> **Exercise instructions**:
Can you render every line of the records below as a Markdown table with the columns "No." and "Line", numbering the rows and leaving out blank lines?

------------

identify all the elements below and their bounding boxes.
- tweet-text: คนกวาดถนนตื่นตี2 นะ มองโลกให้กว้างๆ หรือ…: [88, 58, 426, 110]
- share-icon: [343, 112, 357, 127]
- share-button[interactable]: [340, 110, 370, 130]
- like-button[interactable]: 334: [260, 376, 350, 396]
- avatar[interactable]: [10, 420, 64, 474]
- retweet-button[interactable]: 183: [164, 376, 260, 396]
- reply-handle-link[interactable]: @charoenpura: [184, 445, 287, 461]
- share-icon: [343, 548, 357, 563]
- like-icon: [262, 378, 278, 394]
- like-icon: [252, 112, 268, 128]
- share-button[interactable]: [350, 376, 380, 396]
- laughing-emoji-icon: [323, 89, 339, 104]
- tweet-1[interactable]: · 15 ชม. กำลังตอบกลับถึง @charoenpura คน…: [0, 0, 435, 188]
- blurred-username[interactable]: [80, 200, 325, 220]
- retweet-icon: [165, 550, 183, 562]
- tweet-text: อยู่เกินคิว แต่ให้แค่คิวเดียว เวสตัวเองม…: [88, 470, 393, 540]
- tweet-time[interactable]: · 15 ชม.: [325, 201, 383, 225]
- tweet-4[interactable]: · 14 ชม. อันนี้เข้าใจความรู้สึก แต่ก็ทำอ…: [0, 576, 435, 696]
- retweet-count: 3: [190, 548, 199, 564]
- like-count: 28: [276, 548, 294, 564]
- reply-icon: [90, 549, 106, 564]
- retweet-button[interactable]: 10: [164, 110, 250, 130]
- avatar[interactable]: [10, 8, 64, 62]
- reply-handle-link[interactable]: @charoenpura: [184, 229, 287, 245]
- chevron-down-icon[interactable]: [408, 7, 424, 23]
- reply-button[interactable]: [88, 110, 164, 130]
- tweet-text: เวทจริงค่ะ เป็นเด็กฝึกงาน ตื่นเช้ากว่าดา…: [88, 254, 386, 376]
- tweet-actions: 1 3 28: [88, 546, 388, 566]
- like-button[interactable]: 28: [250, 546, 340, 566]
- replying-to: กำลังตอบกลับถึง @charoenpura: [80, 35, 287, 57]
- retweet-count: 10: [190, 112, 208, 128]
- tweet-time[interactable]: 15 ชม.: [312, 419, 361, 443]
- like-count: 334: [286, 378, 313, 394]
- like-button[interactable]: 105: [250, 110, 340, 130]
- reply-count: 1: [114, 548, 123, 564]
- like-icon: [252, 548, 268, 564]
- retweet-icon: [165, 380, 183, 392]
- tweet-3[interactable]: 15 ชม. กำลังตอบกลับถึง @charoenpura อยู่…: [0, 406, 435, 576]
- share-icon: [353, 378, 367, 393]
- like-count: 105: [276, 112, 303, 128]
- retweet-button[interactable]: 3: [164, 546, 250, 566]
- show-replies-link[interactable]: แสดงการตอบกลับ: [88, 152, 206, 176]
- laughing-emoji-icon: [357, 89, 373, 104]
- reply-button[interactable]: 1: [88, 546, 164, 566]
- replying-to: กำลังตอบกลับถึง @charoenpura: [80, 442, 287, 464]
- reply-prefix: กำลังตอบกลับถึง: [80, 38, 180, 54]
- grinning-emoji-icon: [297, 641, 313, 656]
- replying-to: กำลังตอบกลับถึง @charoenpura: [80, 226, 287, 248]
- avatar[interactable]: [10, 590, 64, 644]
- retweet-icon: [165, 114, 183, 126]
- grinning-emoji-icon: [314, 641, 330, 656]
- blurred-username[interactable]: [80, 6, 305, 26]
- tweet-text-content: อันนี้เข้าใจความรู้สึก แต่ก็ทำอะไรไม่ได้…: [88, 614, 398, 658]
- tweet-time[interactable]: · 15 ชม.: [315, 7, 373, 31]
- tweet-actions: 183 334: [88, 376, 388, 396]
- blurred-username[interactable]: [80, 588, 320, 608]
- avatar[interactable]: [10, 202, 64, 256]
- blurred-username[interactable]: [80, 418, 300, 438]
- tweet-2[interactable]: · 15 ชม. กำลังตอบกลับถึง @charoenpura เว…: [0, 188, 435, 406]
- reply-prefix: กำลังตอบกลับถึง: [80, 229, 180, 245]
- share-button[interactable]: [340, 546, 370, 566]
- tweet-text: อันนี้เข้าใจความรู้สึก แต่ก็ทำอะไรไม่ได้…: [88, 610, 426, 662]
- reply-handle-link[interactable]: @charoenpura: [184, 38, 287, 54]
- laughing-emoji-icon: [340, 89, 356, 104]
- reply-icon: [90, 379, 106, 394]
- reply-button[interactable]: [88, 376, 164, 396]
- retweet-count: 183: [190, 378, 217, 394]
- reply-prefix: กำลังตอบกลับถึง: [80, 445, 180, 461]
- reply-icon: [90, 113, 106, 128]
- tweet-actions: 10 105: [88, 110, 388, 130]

------------

> **Written reply**:
| No. | Line |
|---|---|
| 1 | identify all the elements below and their bounding boxes. |
| 2 | - tweet-text: คนกวาดถนนตื่นตี2 นะ มองโลกให้กว้างๆ หรือ…: [88, 58, 426, 110] |
| 3 | - share-icon: [343, 112, 357, 127] |
| 4 | - share-button[interactable]: [340, 110, 370, 130] |
| 5 | - like-button[interactable]: 334: [260, 376, 350, 396] |
| 6 | - avatar[interactable]: [10, 420, 64, 474] |
| 7 | - retweet-button[interactable]: 183: [164, 376, 260, 396] |
| 8 | - reply-handle-link[interactable]: @charoenpura: [184, 445, 287, 461] |
| 9 | - share-icon: [343, 548, 357, 563] |
| 10 | - like-icon: [262, 378, 278, 394] |
| 11 | - like-icon: [252, 112, 268, 128] |
| 12 | - share-button[interactable]: [350, 376, 380, 396] |
| 13 | - laughing-emoji-icon: [323, 89, 339, 104] |
| 14 | - tweet-1[interactable]: · 15 ชม. กำลังตอบกลับถึง @charoenpura คน…: [0, 0, 435, 188] |
| 15 | - blurred-username[interactable]: [80, 200, 325, 220] |
| 16 | - retweet-icon: [165, 550, 183, 562] |
| 17 | - tweet-text: อยู่เกินคิว แต่ให้แค่คิวเดียว เวสตัวเองม…: [88, 470, 393, 540] |
| 18 | - tweet-time[interactable]: · 15 ชม.: [325, 201, 383, 225] |
| 19 | - tweet-4[interactable]: · 14 ชม. อันนี้เข้าใจความรู้สึก แต่ก็ทำอ…: [0, 576, 435, 696] |
| 20 | - retweet-count: 3: [190, 548, 199, 564] |
| 21 | - like-count: 28: [276, 548, 294, 564] |
| 22 | - reply-icon: [90, 549, 106, 564] |
| 23 | - retweet-button[interactable]: 10: [164, 110, 250, 130] |
| 24 | - avatar[interactable]: [10, 8, 64, 62] |
| 25 | - reply-handle-link[interactable]: @charoenpura: [184, 229, 287, 245] |
| 26 | - chevron-down-icon[interactable]: [408, 7, 424, 23] |
| 27 | - reply-button[interactable]: [88, 110, 164, 130] |
| 28 | - tweet-text: เวทจริงค่ะ เป็นเด็กฝึกงาน ตื่นเช้ากว่าดา…: [88, 254, 386, 376] |
| 29 | - tweet-actions: 1 3 28: [88, 546, 388, 566] |
| 30 | - like-button[interactable]: 28: [250, 546, 340, 566] |
| 31 | - replying-to: กำลังตอบกลับถึง @charoenpura: [80, 35, 287, 57] |
| 32 | - retweet-count: 10: [190, 112, 208, 128] |
| 33 | - tweet-time[interactable]: 15 ชม.: [312, 419, 361, 443] |
| 34 | - like-count: 334: [286, 378, 313, 394] |
| 35 | - like-button[interactable]: 105: [250, 110, 340, 130] |
| 36 | - reply-count: 1: [114, 548, 123, 564] |
| 37 | - like-icon: [252, 548, 268, 564] |
| 38 | - retweet-icon: [165, 380, 183, 392] |
| 39 | - tweet-3[interactable]: 15 ชม. กำลังตอบกลับถึง @charoenpura อยู่…: [0, 406, 435, 576] |
| 40 | - share-icon: [353, 378, 367, 393] |
| 41 | - like-count: 105: [276, 112, 303, 128] |
| 42 | - retweet-button[interactable]: 3: [164, 546, 250, 566] |
| 43 | - show-replies-link[interactable]: แสดงการตอบกลับ: [88, 152, 206, 176] |
| 44 | - laughing-emoji-icon: [357, 89, 373, 104] |
| 45 | - reply-button[interactable]: 1: [88, 546, 164, 566] |
| 46 | - replying-to: กำลังตอบกลับถึง @charoenpura: [80, 442, 287, 464] |
| 47 | - reply-prefix: กำลังตอบกลับถึง: [80, 38, 180, 54] |
| 48 | - grinning-emoji-icon: [297, 641, 313, 656] |
| 49 | - replying-to: กำลังตอบกลับถึง @charoenpura: [80, 226, 287, 248] |
| 50 | - avatar[interactable]: [10, 590, 64, 644] |
| 51 | - retweet-icon: [165, 114, 183, 126] |
| 52 | - grinning-emoji-icon: [314, 641, 330, 656] |
| 53 | - blurred-username[interactable]: [80, 6, 305, 26] |
| 54 | - tweet-text-content: อันนี้เข้าใจความรู้สึก แต่ก็ทำอะไรไม่ได้…: [88, 614, 398, 658] |
| 55 | - tweet-time[interactable]: · 15 ชม.: [315, 7, 373, 31] |
| 56 | - tweet-actions: 183 334: [88, 376, 388, 396] |
| 57 | - blurred-username[interactable]: [80, 588, 320, 608] |
| 58 | - avatar[interactable]: [10, 202, 64, 256] |
| 59 | - blurred-username[interactable]: [80, 418, 300, 438] |
| 60 | - tweet-2[interactable]: · 15 ชม. กำลังตอบกลับถึง @charoenpura เว…: [0, 188, 435, 406] |
| 61 | - reply-prefix: กำลังตอบกลับถึง: [80, 229, 180, 245] |
| 62 | - share-button[interactable]: [340, 546, 370, 566] |
| 63 | - tweet-text: อันนี้เข้าใจความรู้สึก แต่ก็ทำอะไรไม่ได้…: [88, 610, 426, 662] |
| 64 | - reply-handle-link[interactable]: @charoenpura: [184, 38, 287, 54] |
| 65 | - laughing-emoji-icon: [340, 89, 356, 104] |
| 66 | - reply-icon: [90, 379, 106, 394] |
| 67 | - reply-button[interactable]: [88, 376, 164, 396] |
| 68 | - retweet-count: 183: [190, 378, 217, 394] |
| 69 | - reply-prefix: กำลังตอบกลับถึง: [80, 445, 180, 461] |
| 70 | - reply-icon: [90, 113, 106, 128] |
| 71 | - tweet-actions: 10 105: [88, 110, 388, 130] |